▽

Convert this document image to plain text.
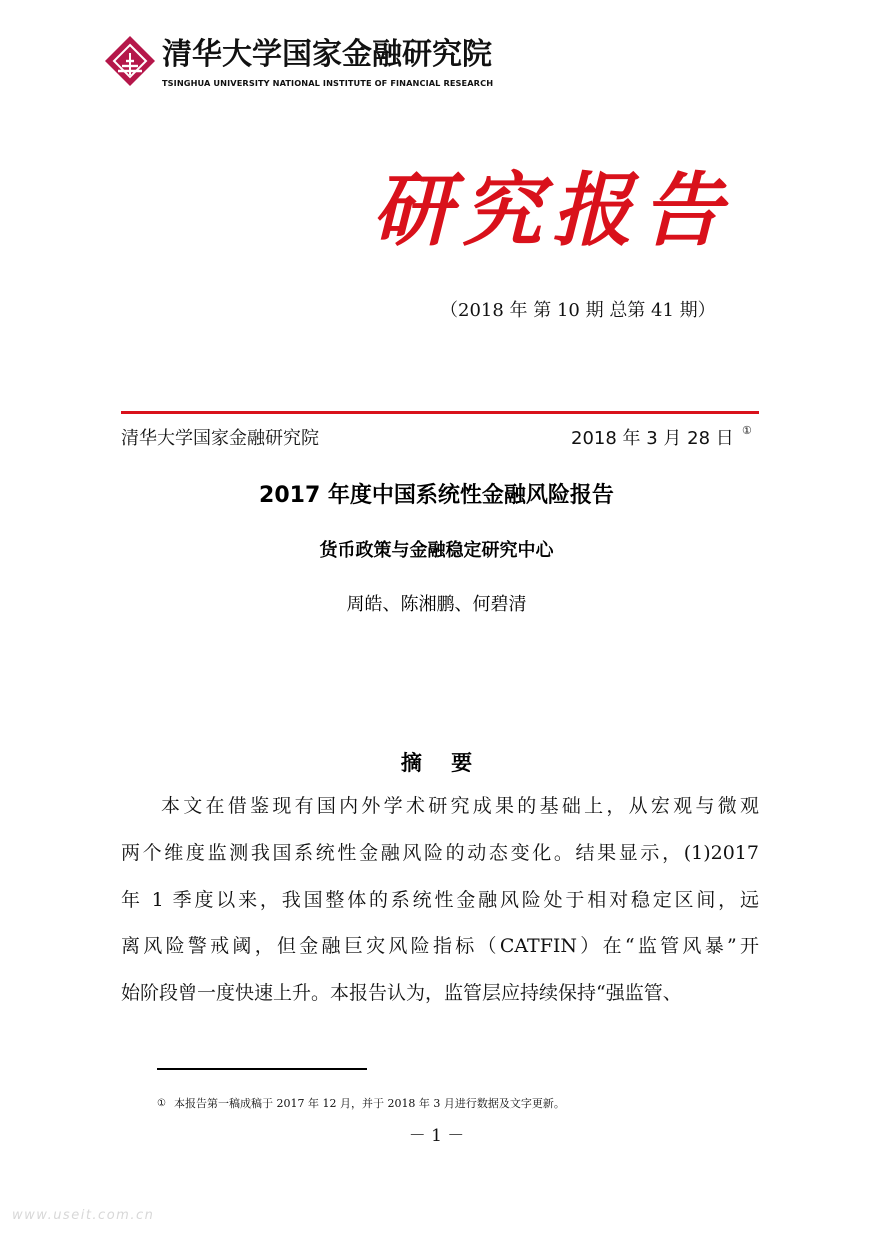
清华大学国家金融研究院
TSINGHUA UNIVERSITY NATIONAL INSTITUTE OF FINANCIAL RESEARCH
研究报告
（2018 年 第 10 期 总第 41 期）
清华大学国家金融研究院	2018 年 3 月 28 日 ①
2017 年度中国系统性金融风险报告
货币政策与金融稳定研究中心
周皓、陈湘鹏、何碧清
摘    要
本文在借鉴现有国内外学术研究成果的基础上，从宏观与微观
两个维度监测我国系统性金融风险的动态变化。结果显示，(1)2017
年 1 季度以来，我国整体的系统性金融风险处于相对稳定区间，远
离风险警戒阈，但金融巨灾风险指标（CATFIN）在“监管风暴”开
始阶段曾一度快速上升。本报告认为，监管层应持续保持“强监管、
① 本报告第一稿成稿于 2017 年 12 月，并于 2018 年 3 月进行数据及文字更新。
－ 1 －
www.useit.com.cn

△

**What is expected**
Every record above should be transcribed exactly; the pictures stay out of the copy.

**The completed task**
Convert this document image to plain text.
清华大学国家金融研究院
TSINGHUA UNIVERSITY NATIONAL INSTITUTE OF FINANCIAL RESEARCH
研究报告
（2018 年 第 10 期 总第 41 期）
清华大学国家金融研究院	2018 年 3 月 28 日 ①
2017 年度中国系统性金融风险报告
货币政策与金融稳定研究中心
周皓、陈湘鹏、何碧清
摘    要
本文在借鉴现有国内外学术研究成果的基础上，从宏观与微观
两个维度监测我国系统性金融风险的动态变化。结果显示，(1)2017
年 1 季度以来，我国整体的系统性金融风险处于相对稳定区间，远
离风险警戒阈，但金融巨灾风险指标（CATFIN）在“监管风暴”开
始阶段曾一度快速上升。本报告认为，监管层应持续保持“强监管、
① 本报告第一稿成稿于 2017 年 12 月，并于 2018 年 3 月进行数据及文字更新。
－ 1 －
www.useit.com.cn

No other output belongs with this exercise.